• [Goal] Reproduce every entry below precisely; do not include the pictures.

• [Data to use]
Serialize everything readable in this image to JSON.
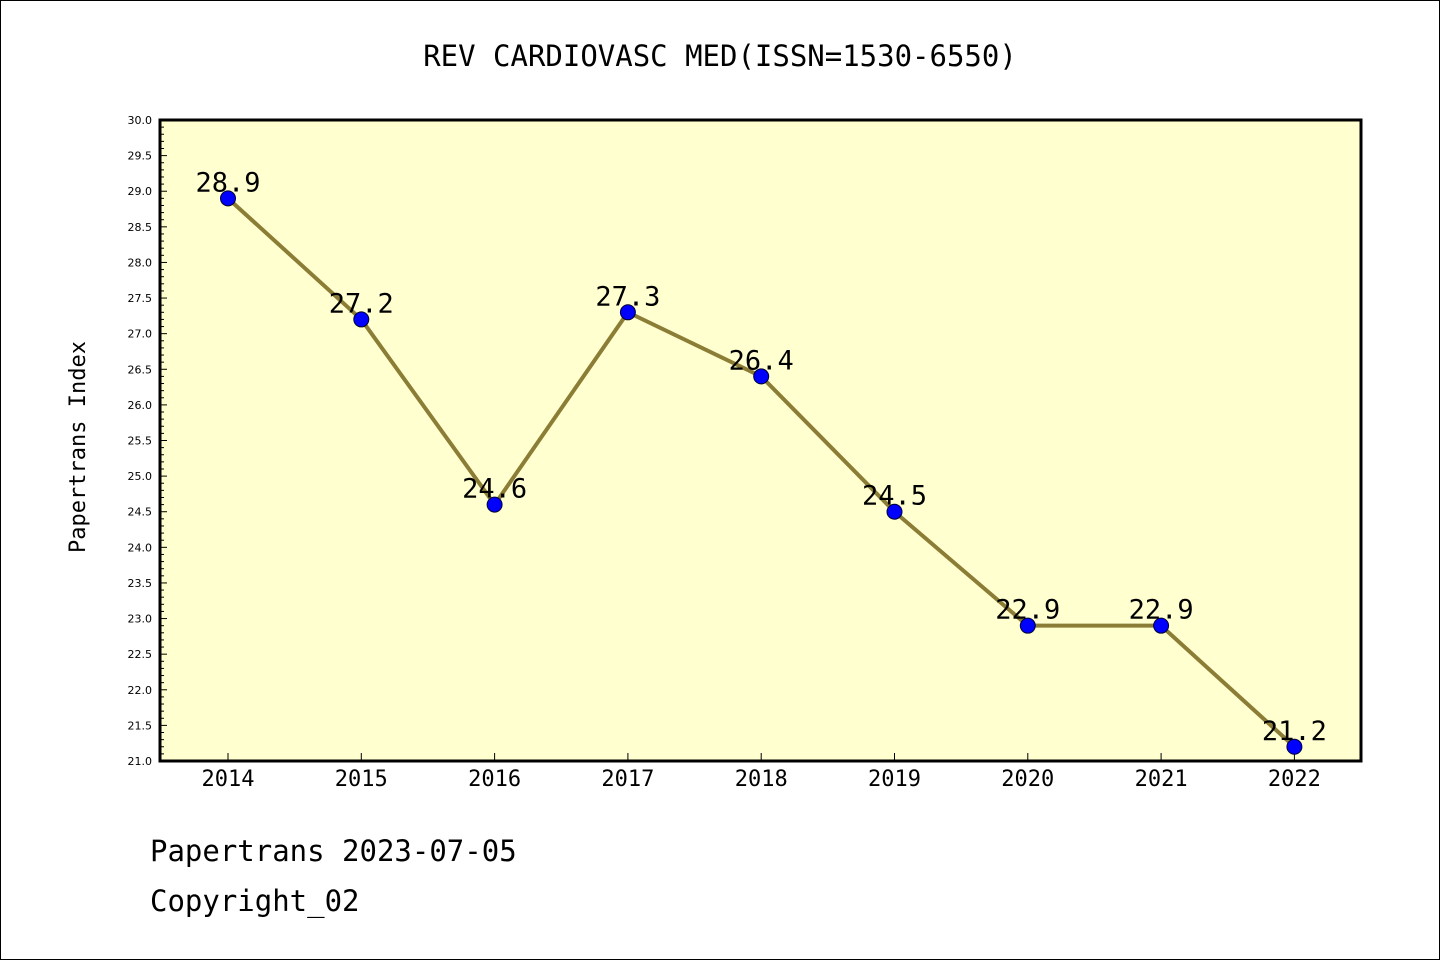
{
  "chart_data": {
    "type": "line",
    "title": "REV CARDIOVASC MED(ISSN=1530-6550)",
    "xlabel": "",
    "ylabel": "Papertrans Index",
    "categories": [
      "2014",
      "2015",
      "2016",
      "2017",
      "2018",
      "2019",
      "2020",
      "2021",
      "2022"
    ],
    "series": [
      {
        "values": [
          28.9,
          27.2,
          24.6,
          27.3,
          26.4,
          24.5,
          22.9,
          22.9,
          21.2
        ],
        "data_labels": [
          "28.9",
          "27.2",
          "24.6",
          "27.3",
          "26.4",
          "24.5",
          "22.9",
          "22.9",
          "21.2"
        ]
      }
    ],
    "ylim": [
      21.0,
      30.0
    ],
    "y_ticks": [
      "21.0",
      "21.5",
      "22.0",
      "22.5",
      "23.0",
      "23.5",
      "24.0",
      "24.5",
      "25.0",
      "25.5",
      "26.0",
      "26.5",
      "27.0",
      "27.5",
      "28.0",
      "28.5",
      "29.0",
      "29.5",
      "30.0"
    ],
    "grid": false,
    "legend": "none",
    "colors": {
      "plot_background": "#ffffd0",
      "line": "#8b7d35",
      "marker": "#0000ff",
      "axis": "#000000"
    }
  },
  "footer": {
    "line1": "Papertrans 2023-07-05",
    "line2": "Copyright_02"
  }
}
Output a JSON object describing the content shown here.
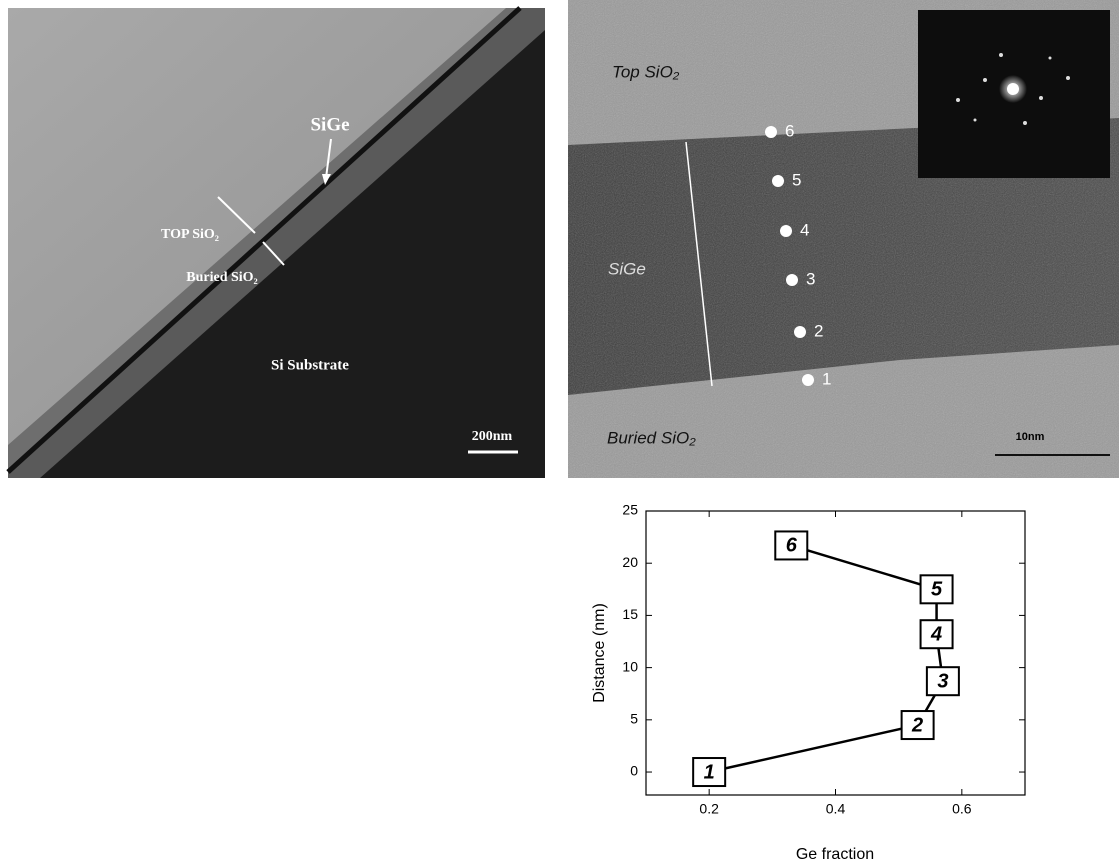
{
  "left_image": {
    "labels": {
      "sige": "SiGe",
      "top_sio2": "TOP SiO₂",
      "buried_sio2": "Buried SiO₂",
      "substrate": "Si Substrate",
      "scale": "200nm"
    }
  },
  "right_image": {
    "labels": {
      "top_sio2": "Top SiO₂",
      "sige": "SiGe",
      "buried_sio2": "Buried SiO₂",
      "scale": "10nm"
    },
    "point_labels": [
      "1",
      "2",
      "3",
      "4",
      "5",
      "6"
    ]
  },
  "chart_data": {
    "type": "line",
    "x_label": "Ge fraction",
    "y_label": "Distance (nm)",
    "x": [
      0.2,
      0.53,
      0.57,
      0.56,
      0.56,
      0.33
    ],
    "values": [
      0,
      4.5,
      8.7,
      13.2,
      17.5,
      21.7
    ],
    "labels": [
      "1",
      "2",
      "3",
      "4",
      "5",
      "6"
    ],
    "color": "#000000",
    "xlim": [
      0.1,
      0.7
    ],
    "ylim": [
      -2.2,
      25
    ],
    "xticks": [
      0.2,
      0.4,
      0.6
    ],
    "yticks": [
      0,
      5,
      10,
      15,
      20,
      25
    ]
  }
}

• [Solution to the exercise]
Serialize everything readable in this image to JSON.
{
  "chart_data": {
    "type": "line",
    "title": "REV CARDIOVASC MED(ISSN=1530-6550)",
    "xlabel": "",
    "ylabel": "Papertrans Index",
    "categories": [
      "2014",
      "2015",
      "2016",
      "2017",
      "2018",
      "2019",
      "2020",
      "2021",
      "2022"
    ],
    "series": [
      {
        "values": [
          28.9,
          27.2,
          24.6,
          27.3,
          26.4,
          24.5,
          22.9,
          22.9,
          21.2
        ],
        "data_labels": [
          "28.9",
          "27.2",
          "24.6",
          "27.3",
          "26.4",
          "24.5",
          "22.9",
          "22.9",
          "21.2"
        ]
      }
    ],
    "ylim": [
      21.0,
      30.0
    ],
    "y_ticks": [
      "21.0",
      "21.5",
      "22.0",
      "22.5",
      "23.0",
      "23.5",
      "24.0",
      "24.5",
      "25.0",
      "25.5",
      "26.0",
      "26.5",
      "27.0",
      "27.5",
      "28.0",
      "28.5",
      "29.0",
      "29.5",
      "30.0"
    ],
    "grid": false,
    "legend": "none",
    "colors": {
      "plot_background": "#ffffd0",
      "line": "#8b7d35",
      "marker": "#0000ff",
      "axis": "#000000"
    }
  },
  "footer": {
    "line1": "Papertrans 2023-07-05",
    "line2": "Copyright_02"
  }
}
Output a JSON object describing the content shown here.
{
  "left_image": {
    "labels": {
      "sige": "SiGe",
      "top_sio2": "TOP SiO₂",
      "buried_sio2": "Buried SiO₂",
      "substrate": "Si Substrate",
      "scale": "200nm"
    }
  },
  "right_image": {
    "labels": {
      "top_sio2": "Top SiO₂",
      "sige": "SiGe",
      "buried_sio2": "Buried SiO₂",
      "scale": "10nm"
    },
    "point_labels": [
      "1",
      "2",
      "3",
      "4",
      "5",
      "6"
    ]
  },
  "chart_data": {
    "type": "line",
    "x_label": "Ge fraction",
    "y_label": "Distance (nm)",
    "x": [
      0.2,
      0.53,
      0.57,
      0.56,
      0.56,
      0.33
    ],
    "values": [
      0,
      4.5,
      8.7,
      13.2,
      17.5,
      21.7
    ],
    "labels": [
      "1",
      "2",
      "3",
      "4",
      "5",
      "6"
    ],
    "color": "#000000",
    "xlim": [
      0.1,
      0.7
    ],
    "ylim": [
      -2.2,
      25
    ],
    "xticks": [
      0.2,
      0.4,
      0.6
    ],
    "yticks": [
      0,
      5,
      10,
      15,
      20,
      25
    ]
  }
}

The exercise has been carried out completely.